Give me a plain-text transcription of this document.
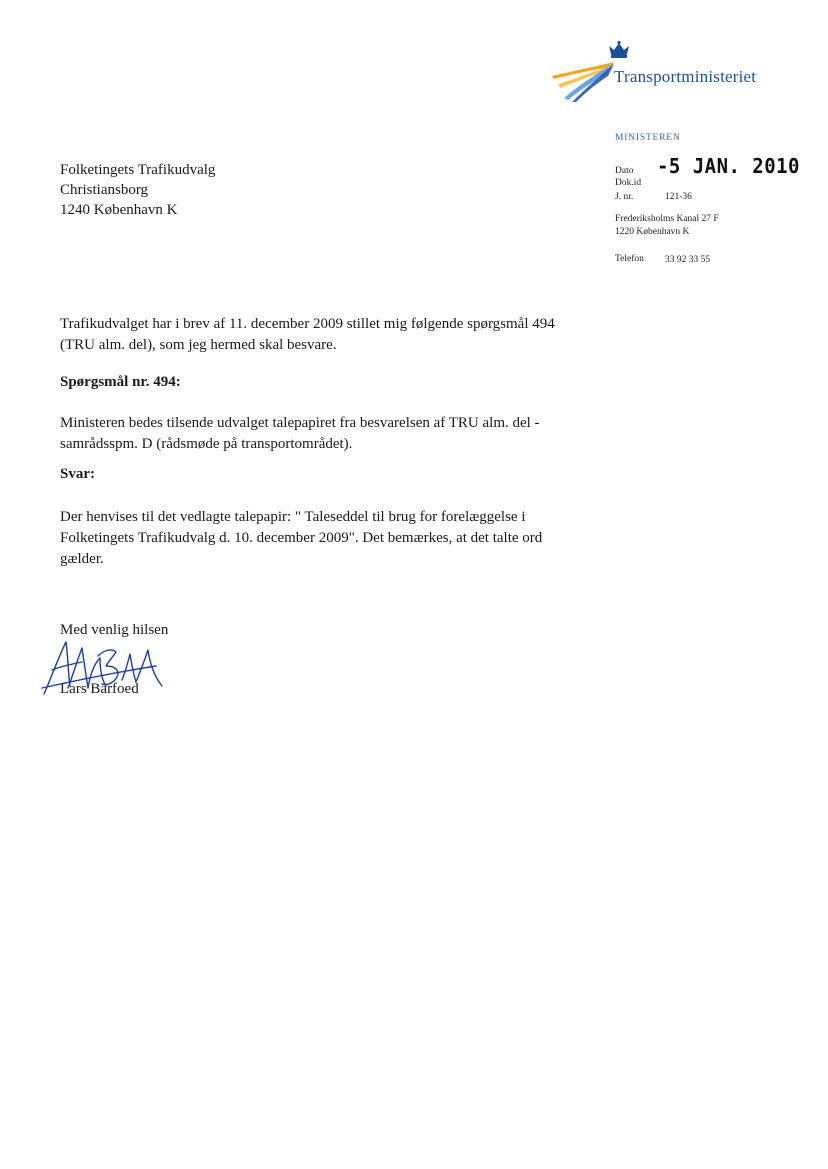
Transportministeriet
MINISTEREN
Dato -5 JAN. 2010
Dok.id
J. nr.	121-36
Frederiksholms Kanal 27 F
1220 København K
Telefon 33 92 33 55
Folketingets Trafikudvalg
Christiansborg
1240 København K
Trafikudvalget har i brev af 11. december 2009 stillet mig følgende spørgsmål 494 (TRU alm. del), som jeg hermed skal besvare.
Spørgsmål nr. 494:
Ministeren bedes tilsende udvalget talepapiret fra besvarelsen af TRU alm. del - samrådsspm. D (rådsmøde på transportområdet).
Svar:
Der henvises til det vedlagte talepapir: " Taleseddel til brug for forelæggelse i Folketingets Trafikudvalg d. 10. december 2009". Det bemærkes, at det talte ord gælder.
Med venlig hilsen
Lars Barfoed
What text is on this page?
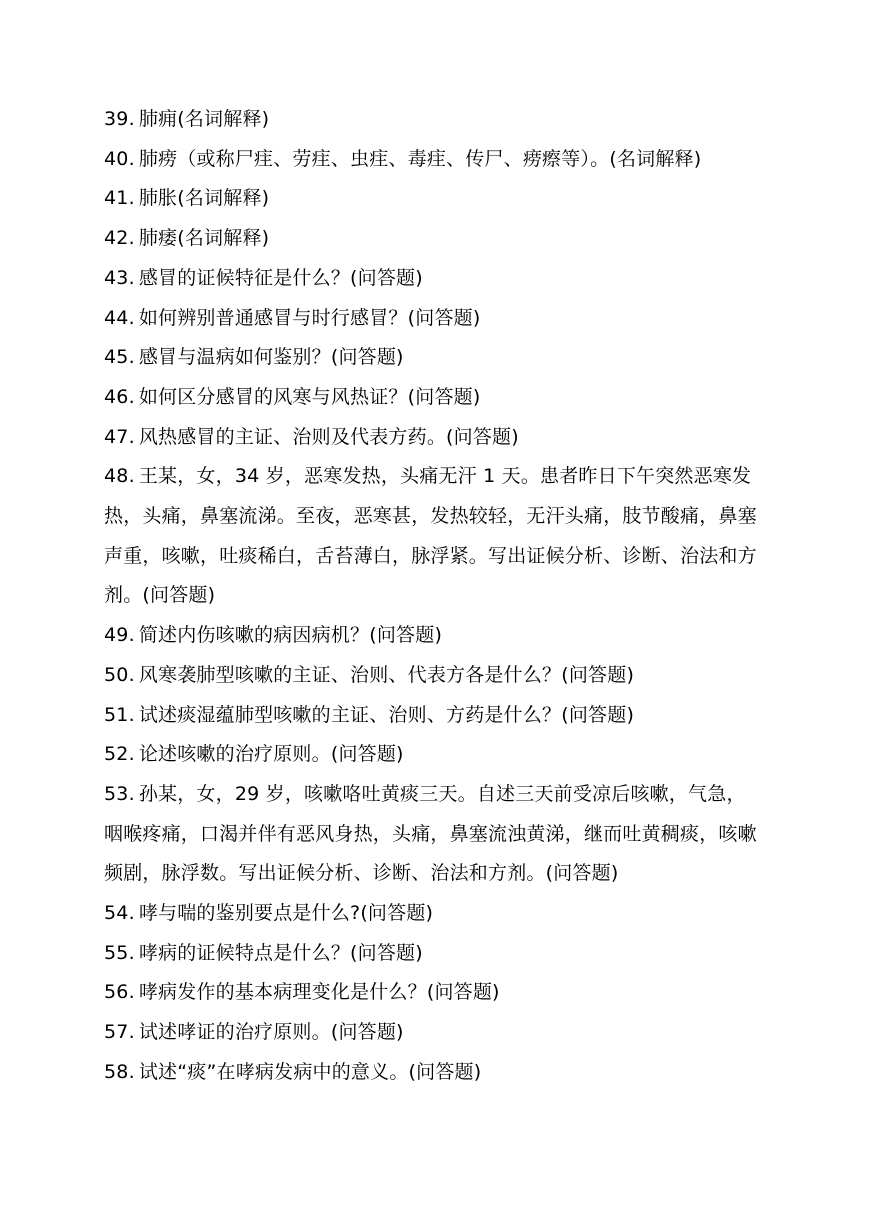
39. 肺痈(名词解释)

40. 肺痨（或称尸疰、劳疰、虫疰、毒疰、传尸、痨瘵等）。(名词解释)

41. 肺胀(名词解释)

42. 肺痿(名词解释)

43. 感冒的证候特征是什么？(问答题)

44. 如何辨别普通感冒与时行感冒？(问答题)

45. 感冒与温病如何鉴别？(问答题)

46. 如何区分感冒的风寒与风热证？(问答题)

47. 风热感冒的主证、治则及代表方药。(问答题)

48. 王某，女，34 岁，恶寒发热，头痛无汗 1 天。患者昨日下午突然恶寒发热，头痛，鼻塞流涕。至夜，恶寒甚，发热较轻，无汗头痛，肢节酸痛，鼻塞声重，咳嗽，吐痰稀白，舌苔薄白，脉浮紧。写出证候分析、诊断、治法和方剂。(问答题)

49. 简述内伤咳嗽的病因病机？(问答题)

50. 风寒袭肺型咳嗽的主证、治则、代表方各是什么？(问答题)

51. 试述痰湿蕴肺型咳嗽的主证、治则、方药是什么？(问答题)

52. 论述咳嗽的治疗原则。(问答题)

53. 孙某，女，29 岁，咳嗽咯吐黄痰三天。自述三天前受凉后咳嗽，气急，咽喉疼痛，口渴并伴有恶风身热，头痛，鼻塞流浊黄涕，继而吐黄稠痰，咳嗽频剧，脉浮数。写出证候分析、诊断、治法和方剂。(问答题)

54. 哮与喘的鉴别要点是什么?(问答题)

55. 哮病的证候特点是什么？(问答题)

56. 哮病发作的基本病理变化是什么？(问答题)

57. 试述哮证的治疗原则。(问答题)

58. 试述“痰”在哮病发病中的意义。(问答题)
◇ ◇ ◇ ◇
Request.
Copy every line of the listing containing the string "this".

Exercise solution.
Give me a plain-text transcription of this document.
What text is on this page?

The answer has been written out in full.